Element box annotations
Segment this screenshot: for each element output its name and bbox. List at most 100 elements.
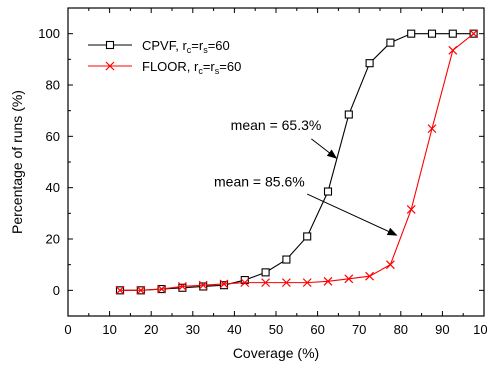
marker-stroke [115, 285, 125, 295]
legend-text-part: =r [191, 38, 204, 53]
marker-stroke [240, 278, 250, 288]
y-axis-title: Percentage of runs (%) [9, 90, 25, 234]
marker-stroke [365, 271, 375, 281]
data-point [240, 276, 249, 285]
legend-text-part: =60 [208, 38, 230, 53]
annotation-arrow [311, 138, 338, 159]
legend-marker [105, 61, 115, 71]
series-layer [115, 29, 479, 295]
data-point [469, 29, 479, 39]
data-point [219, 279, 229, 289]
data-point [136, 285, 146, 295]
legend-text-part: FLOOR, r [142, 59, 199, 74]
series-line [120, 33, 474, 291]
marker-stroke [427, 124, 437, 134]
plot-border [67, 7, 485, 317]
marker-stroke [136, 285, 146, 295]
y-tick-label: 100 [38, 26, 60, 41]
annotation-label: mean = 65.3% [231, 117, 322, 133]
data-point [344, 110, 353, 119]
data-point [407, 29, 416, 38]
data-point [427, 124, 437, 134]
marker-stroke [448, 45, 458, 55]
data-point [344, 274, 354, 284]
x-tick-label: 10 [102, 322, 116, 337]
legend-subscript: s [203, 45, 208, 55]
series-floor [115, 29, 479, 295]
data-point [177, 282, 187, 291]
data-point [448, 45, 458, 55]
y-tick-label: 20 [46, 232, 60, 247]
data-point [386, 38, 395, 47]
marker-stroke [177, 282, 187, 291]
data-point [261, 268, 270, 277]
data-point [406, 205, 416, 214]
y-tick-label: 60 [46, 129, 60, 144]
legend-label: CPVF, rc=rs=60 [142, 38, 230, 55]
data-point [323, 276, 333, 286]
data-point [427, 29, 437, 38]
x-axis-ticks: 0 10 20 30 40 50 60 70 80 90 100 [64, 8, 487, 337]
marker-stroke [157, 284, 167, 294]
x-tick-label: 60 [310, 322, 324, 337]
data-point [448, 29, 457, 38]
marker-stroke [105, 61, 115, 71]
legend-subscript: c [198, 66, 203, 76]
marker-stroke [406, 205, 416, 214]
data-point [178, 283, 187, 292]
marker-stroke [281, 278, 291, 288]
marker-stroke [219, 279, 229, 289]
marker-stroke [385, 260, 395, 270]
data-point [385, 260, 395, 270]
x-tick-label: 80 [394, 322, 408, 337]
marker-stroke [344, 274, 354, 284]
legend-subscript: s [215, 66, 220, 76]
legend-entry: FLOOR, rc=rs=60 [88, 59, 241, 76]
data-point [115, 285, 125, 295]
marker-stroke [302, 278, 312, 288]
x-tick-label: 50 [269, 322, 283, 337]
x-tick-label: 100 [473, 322, 487, 337]
data-point [261, 278, 271, 288]
x-tick-label: 0 [64, 322, 71, 337]
legend-subscript: c [187, 45, 192, 55]
legend-text-part: CPVF, r [142, 38, 187, 53]
y-tick-label: 80 [46, 78, 60, 93]
x-tick-label: 90 [435, 322, 449, 337]
series-cpvf [115, 29, 478, 295]
y-tick-label: 40 [46, 180, 60, 195]
y-tick-label: 0 [53, 283, 60, 298]
legend-text-part: =60 [219, 59, 241, 74]
data-point [282, 255, 291, 264]
data-point [323, 187, 333, 196]
x-tick-label: 70 [352, 322, 366, 337]
data-point [199, 282, 208, 291]
marker-stroke [198, 280, 208, 290]
x-tick-label: 40 [227, 322, 241, 337]
annotation-label: mean = 85.6% [214, 173, 305, 189]
x-tick-label: 30 [186, 322, 200, 337]
data-point [240, 278, 250, 288]
plot-frame [67, 7, 485, 317]
legend-label: FLOOR, rc=rs=60 [142, 59, 241, 76]
marker-stroke [261, 278, 271, 288]
data-point [219, 281, 229, 290]
legend-text-part: =r [203, 59, 216, 74]
legend-entry: CPVF, rc=rs=60 [88, 38, 230, 55]
marker-stroke [323, 276, 333, 286]
data-point [157, 284, 167, 294]
data-point [198, 280, 208, 290]
data-point [281, 278, 291, 288]
marker-stroke [469, 29, 479, 39]
data-point [365, 271, 375, 281]
y-axis-ticks: 0 20 40 60 80 100 [38, 7, 484, 317]
legend-marker [105, 40, 115, 50]
annotation-arrow [306, 193, 398, 236]
data-point [365, 59, 374, 68]
x-tick-label: 20 [144, 322, 158, 337]
x-axis-title: Coverage (%) [233, 345, 319, 361]
data-point [302, 278, 312, 288]
annotation-layer: mean = 65.3% mean = 85.6% [214, 117, 398, 236]
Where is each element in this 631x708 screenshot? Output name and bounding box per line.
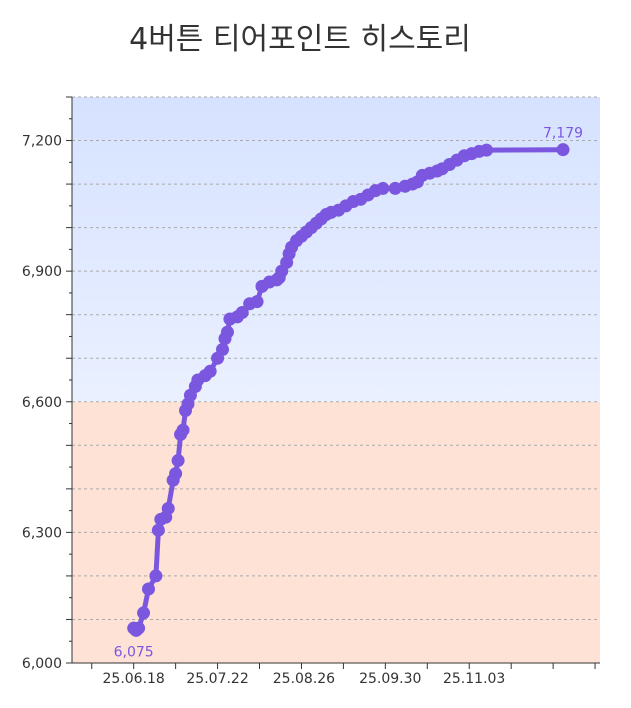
data-point <box>556 143 570 157</box>
data-point <box>171 454 185 468</box>
chart-title: 4버튼 티어포인트 히스토리 <box>129 22 471 57</box>
grid-lines <box>72 96 600 620</box>
data-point <box>235 306 249 320</box>
data-point <box>220 325 234 339</box>
data-point <box>141 582 155 596</box>
data-point <box>151 523 165 537</box>
x-tick-label: 25.06.18 <box>103 671 165 687</box>
data-point <box>250 295 264 309</box>
data-label: 7,179 <box>543 126 583 142</box>
data-point <box>137 606 151 620</box>
data-point <box>480 143 494 157</box>
y-tick-label: 6,000 <box>22 656 62 672</box>
axes: 6,000 6,300 6,600 6,900 7,200 25.06.18 25.07.2… <box>22 96 600 687</box>
y-tick-label: 6,600 <box>22 395 62 411</box>
data-point <box>203 364 217 378</box>
data-point <box>132 621 146 635</box>
data-label: 6,075 <box>114 644 154 660</box>
x-tick-label: 25.11.03 <box>443 671 505 687</box>
data-point <box>161 501 175 515</box>
labels-group: 6,075 7,179 <box>114 126 583 661</box>
x-tick-label: 25.07.22 <box>186 671 248 687</box>
y-tick-label: 6,900 <box>22 264 62 280</box>
data-point <box>388 181 402 195</box>
data-point <box>176 423 190 437</box>
upper-band <box>72 97 600 402</box>
x-tick-label: 25.08.26 <box>273 671 335 687</box>
data-point <box>216 343 230 357</box>
y-tick-label: 7,200 <box>22 134 62 150</box>
series-group <box>127 143 570 637</box>
data-point <box>149 569 163 583</box>
y-tick-label: 6,300 <box>22 525 62 541</box>
data-point <box>169 467 183 481</box>
x-tick-label: 25.09.30 <box>359 671 421 687</box>
data-point <box>376 181 390 195</box>
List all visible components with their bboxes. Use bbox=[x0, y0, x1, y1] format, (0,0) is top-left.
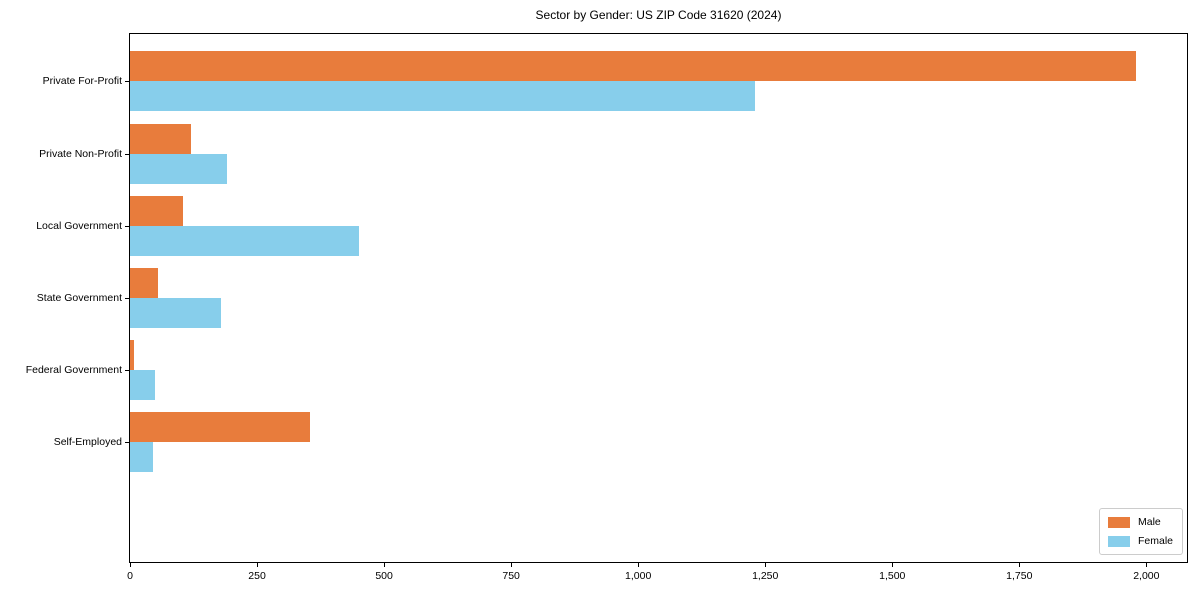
y-tick-label: Private Non-Profit bbox=[39, 147, 122, 160]
bar-female-4 bbox=[130, 370, 156, 401]
x-tick-mark bbox=[384, 563, 386, 567]
y-tick-label: State Government bbox=[36, 292, 122, 304]
bar-male-5 bbox=[130, 412, 311, 443]
bar-male-4 bbox=[130, 340, 135, 371]
x-tick-mark bbox=[1146, 563, 1148, 567]
x-tick-label: 750 bbox=[502, 570, 520, 582]
x-tick-label: 250 bbox=[248, 570, 266, 582]
x-tick-label: 1,000 bbox=[625, 570, 652, 582]
legend-swatch-female bbox=[1107, 535, 1130, 547]
x-tick-mark bbox=[765, 563, 767, 567]
x-tick-label: 1,750 bbox=[1006, 570, 1033, 582]
x-tick-label: 0 bbox=[127, 570, 133, 582]
y-tick-label: Self-Employed bbox=[53, 436, 122, 449]
x-tick-mark bbox=[511, 563, 513, 567]
legend-label-male: Male bbox=[1137, 516, 1161, 528]
y-tick-label: Private For-Profit bbox=[42, 75, 122, 88]
x-tick-mark bbox=[638, 563, 640, 567]
bar-female-2 bbox=[130, 225, 359, 256]
bar-male-0 bbox=[130, 51, 1137, 82]
bar-female-3 bbox=[130, 298, 222, 328]
x-tick-mark bbox=[1019, 563, 1021, 567]
x-tick-label: 1,250 bbox=[752, 570, 779, 582]
x-tick-mark bbox=[257, 563, 259, 567]
legend-entry-male: Male bbox=[1107, 516, 1173, 528]
y-tick-label: Federal Government bbox=[25, 364, 122, 377]
y-tick-label: Local Government bbox=[36, 219, 122, 232]
x-tick-label: 500 bbox=[375, 570, 393, 582]
bar-female-0 bbox=[130, 81, 756, 112]
legend-label-female: Female bbox=[1137, 535, 1173, 547]
y-tick-mark bbox=[125, 298, 129, 299]
bar-male-2 bbox=[130, 195, 184, 226]
bar-female-5 bbox=[130, 442, 153, 473]
y-tick-mark bbox=[125, 370, 129, 372]
legend: Male Female bbox=[1098, 508, 1183, 555]
chart-title: Sector by Gender: US ZIP Code 31620 (202… bbox=[535, 8, 782, 22]
x-tick-label: 1,500 bbox=[879, 570, 906, 582]
x-tick-mark bbox=[130, 563, 131, 567]
bar-male-3 bbox=[130, 268, 158, 298]
y-tick-mark bbox=[125, 81, 129, 83]
x-tick-mark bbox=[892, 563, 894, 567]
y-tick-mark bbox=[125, 442, 129, 444]
plot-area: Male Female bbox=[129, 33, 1188, 563]
bar-female-1 bbox=[130, 153, 227, 184]
legend-swatch-male bbox=[1107, 516, 1130, 528]
x-tick-label: 2,000 bbox=[1133, 570, 1160, 582]
bar-male-1 bbox=[130, 123, 191, 154]
y-tick-mark bbox=[125, 225, 129, 227]
y-tick-mark bbox=[125, 153, 129, 155]
legend-entry-female: Female bbox=[1107, 535, 1173, 547]
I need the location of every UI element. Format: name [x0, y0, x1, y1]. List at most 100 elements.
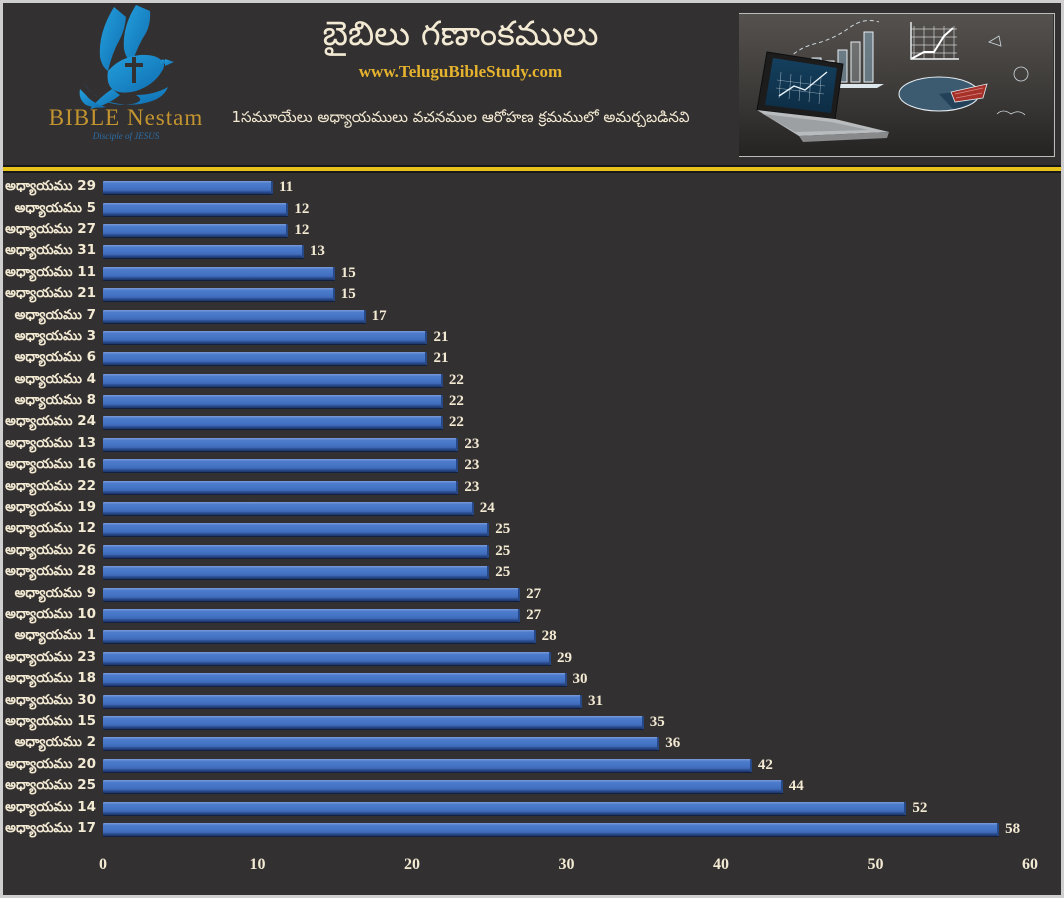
value-label: 28 — [541, 628, 557, 645]
bar-row: అధ్యాయము 13 23 — [3, 434, 1061, 455]
category-label: అధ్యాయము 27 — [5, 220, 96, 237]
bar — [103, 523, 490, 537]
value-label: 25 — [495, 521, 511, 538]
category-label: అధ్యాయము 2 — [14, 734, 96, 751]
bar-row: అధ్యాయము 19 24 — [3, 498, 1061, 519]
bar-row: అధ్యాయము 9 27 — [3, 583, 1061, 604]
bar-row: అధ్యాయము 23 29 — [3, 648, 1061, 669]
bar — [103, 330, 428, 344]
bar-row: అధ్యాయము 28 25 — [3, 562, 1061, 583]
x-tick-label: 0 — [99, 856, 107, 874]
bar-row: అధ్యాయము 26 25 — [3, 541, 1061, 562]
value-label: 36 — [665, 735, 681, 752]
category-label: అధ్యాయము 7 — [14, 306, 96, 323]
bar-row: అధ్యాయము 5 12 — [3, 198, 1061, 219]
bar-row: అధ్యాయము 4 22 — [3, 370, 1061, 391]
bar-row: అధ్యాయము 21 15 — [3, 284, 1061, 305]
value-label: 31 — [587, 692, 603, 709]
value-label: 22 — [448, 393, 464, 410]
bar — [103, 480, 459, 494]
bar-row: అధ్యాయము 25 44 — [3, 776, 1061, 797]
bar — [103, 609, 521, 622]
chart-subtitle: 1సమూయేలు అధ్యాయములు వచనముల ఆరోహణ క్రమముల… — [231, 107, 690, 126]
category-label: అధ్యాయము 29 — [5, 178, 96, 195]
logo-name: BIBLE Nestam — [48, 105, 204, 130]
dove-cross-hand-icon — [79, 5, 174, 109]
category-label: అధ్యాయము 19 — [5, 499, 96, 516]
bar — [103, 822, 1000, 836]
category-label: అధ్యాయము 15 — [5, 712, 96, 729]
category-label: అధ్యాయము 28 — [5, 563, 96, 580]
bar-row: అధ్యాయము 22 23 — [3, 476, 1061, 497]
page-title: బైబిలు గణాంకములు — [322, 14, 599, 54]
bar — [103, 288, 335, 302]
header-titles: బైబిలు గణాంకములు www.TeluguBibleStudy.co… — [188, 13, 733, 130]
bar — [103, 801, 907, 815]
category-label: అధ్యాయము 26 — [5, 541, 96, 558]
bar — [103, 202, 289, 216]
bar-row: అధ్యాయము 16 23 — [3, 455, 1061, 476]
category-label: అధ్యాయము 9 — [14, 584, 96, 601]
value-label: 42 — [757, 756, 773, 773]
bar — [103, 266, 335, 280]
bar-row: అధ్యాయము 1 28 — [3, 626, 1061, 647]
bar — [103, 502, 474, 516]
bar — [103, 416, 443, 430]
category-label: అధ్యాయము 1 — [14, 627, 96, 644]
x-tick-label: 30 — [558, 856, 575, 874]
category-label: అధ్యాయము 11 — [5, 263, 96, 280]
bar-row: అధ్యాయము 20 42 — [3, 755, 1061, 776]
category-label: అధ్యాయము 3 — [14, 327, 96, 344]
bar-row: అధ్యాయము 10 27 — [3, 605, 1061, 626]
value-label: 17 — [371, 307, 387, 324]
bar-row: అధ్యాయము 29 11 — [3, 177, 1061, 198]
value-label: 58 — [1005, 820, 1021, 837]
bar — [103, 352, 428, 366]
bar-row: అధ్యాయము 24 22 — [3, 412, 1061, 433]
category-label: అధ్యాయము 31 — [5, 242, 96, 259]
category-label: అధ్యాయము 6 — [14, 349, 96, 366]
value-label: 27 — [526, 585, 542, 602]
laptop-charts-illustration — [739, 14, 1053, 156]
x-axis: 0 10 20 30 40 50 60 — [3, 840, 1061, 892]
value-label: 22 — [448, 371, 464, 388]
value-label: 25 — [495, 542, 511, 559]
bar — [103, 181, 273, 195]
bar — [103, 395, 443, 409]
category-label: అధ్యాయము 14 — [5, 798, 96, 815]
x-tick-label: 10 — [249, 856, 266, 874]
bar-row: అధ్యాయము 18 30 — [3, 669, 1061, 690]
bar-row: అధ్యాయము 27 12 — [3, 220, 1061, 241]
x-tick-label: 40 — [713, 856, 729, 874]
value-label: 52 — [912, 799, 928, 816]
bar — [103, 566, 490, 580]
value-label: 13 — [309, 243, 325, 260]
bar — [103, 245, 304, 259]
gold-divider — [3, 165, 1061, 173]
bar — [103, 630, 536, 644]
value-label: 23 — [464, 457, 480, 474]
value-label: 27 — [526, 607, 542, 623]
bar — [103, 437, 459, 451]
bar — [103, 673, 567, 687]
value-label: 22 — [448, 414, 464, 431]
website-url: www.TeluguBibleStudy.com — [358, 61, 563, 81]
bible-nestam-logo: BIBLE Nestam Disciple of JESUS — [21, 5, 231, 141]
bar-rows: అధ్యాయము 29 11 అధ్యాయము 5 12 అధ్యాయము 27 12 అధ… — [3, 177, 1061, 840]
x-tick-label: 50 — [867, 856, 884, 874]
category-label: అధ్యాయము 10 — [5, 606, 96, 622]
value-label: 11 — [278, 179, 294, 196]
analytics-photo — [739, 13, 1055, 157]
value-label: 24 — [479, 500, 495, 517]
bar — [103, 651, 552, 665]
value-label: 23 — [464, 435, 480, 452]
bar — [103, 758, 752, 772]
bar — [103, 737, 660, 751]
bar — [103, 544, 490, 558]
category-label: అధ్యాయము 8 — [14, 392, 96, 409]
bar — [103, 587, 521, 601]
bar-row: అధ్యాయము 11 15 — [3, 263, 1061, 284]
category-label: అధ్యాయము 20 — [5, 755, 96, 772]
category-label: అధ్యాయము 22 — [5, 477, 96, 494]
bar-row: అధ్యాయము 17 58 — [3, 819, 1061, 840]
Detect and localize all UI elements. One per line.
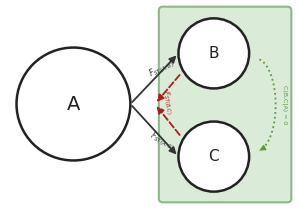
Text: A: A [67, 94, 80, 113]
Circle shape [16, 48, 130, 161]
Text: $F_{ST(A,B)}$: $F_{ST(A,B)}$ [147, 57, 177, 81]
Circle shape [178, 18, 249, 88]
Text: $F_{ST(A,C)}$: $F_{ST(A,C)}$ [147, 129, 177, 153]
FancyBboxPatch shape [159, 7, 291, 202]
Text: B: B [208, 46, 219, 61]
Text: C(B,C|A) = 0: C(B,C|A) = 0 [282, 85, 287, 125]
Circle shape [178, 122, 249, 192]
Text: $F_{ST(B,C)}$: $F_{ST(B,C)}$ [160, 89, 175, 115]
Text: C: C [208, 149, 219, 164]
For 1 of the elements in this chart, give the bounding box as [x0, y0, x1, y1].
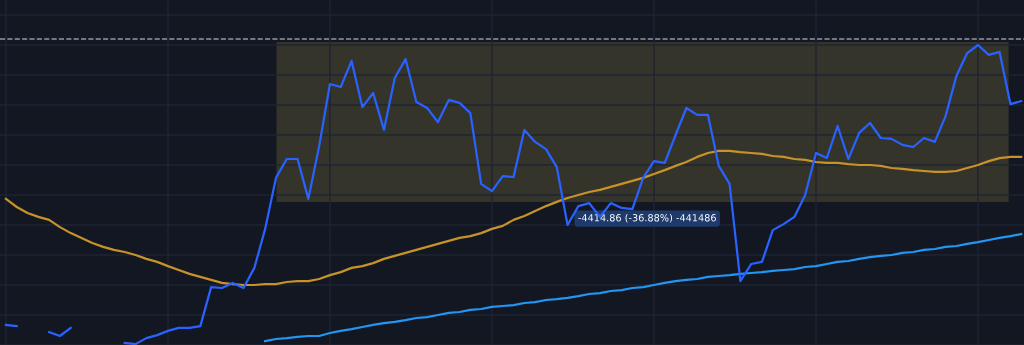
- band-label: -4414.86 (-36.88%) -441486: [578, 213, 716, 223]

→ **Exercise objective**: Please update the data starting at the line that has "Text: A: A [67, 94, 80, 113]" and continuing through the end, changing "Circle shape" to "Ellipse shape" and leaving everything else as it is. Output only those lines, without the pictures.

→ **Result**:
Text: A: A [67, 94, 80, 113]
Ellipse shape [16, 48, 130, 161]
Text: $F_{ST(A,B)}$: $F_{ST(A,B)}$ [147, 57, 177, 81]
Ellipse shape [178, 18, 249, 88]
Text: $F_{ST(A,C)}$: $F_{ST(A,C)}$ [147, 129, 177, 153]
FancyBboxPatch shape [159, 7, 291, 202]
Text: B: B [208, 46, 219, 61]
Text: C(B,C|A) = 0: C(B,C|A) = 0 [282, 85, 287, 125]
Ellipse shape [178, 122, 249, 192]
Text: $F_{ST(B,C)}$: $F_{ST(B,C)}$ [160, 89, 175, 115]
Text: C: C [208, 149, 219, 164]
For 1 of the elements in this chart, give the bounding box as [x0, y0, x1, y1].
- band-label: -4414.86 (-36.88%) -441486: [578, 213, 716, 223]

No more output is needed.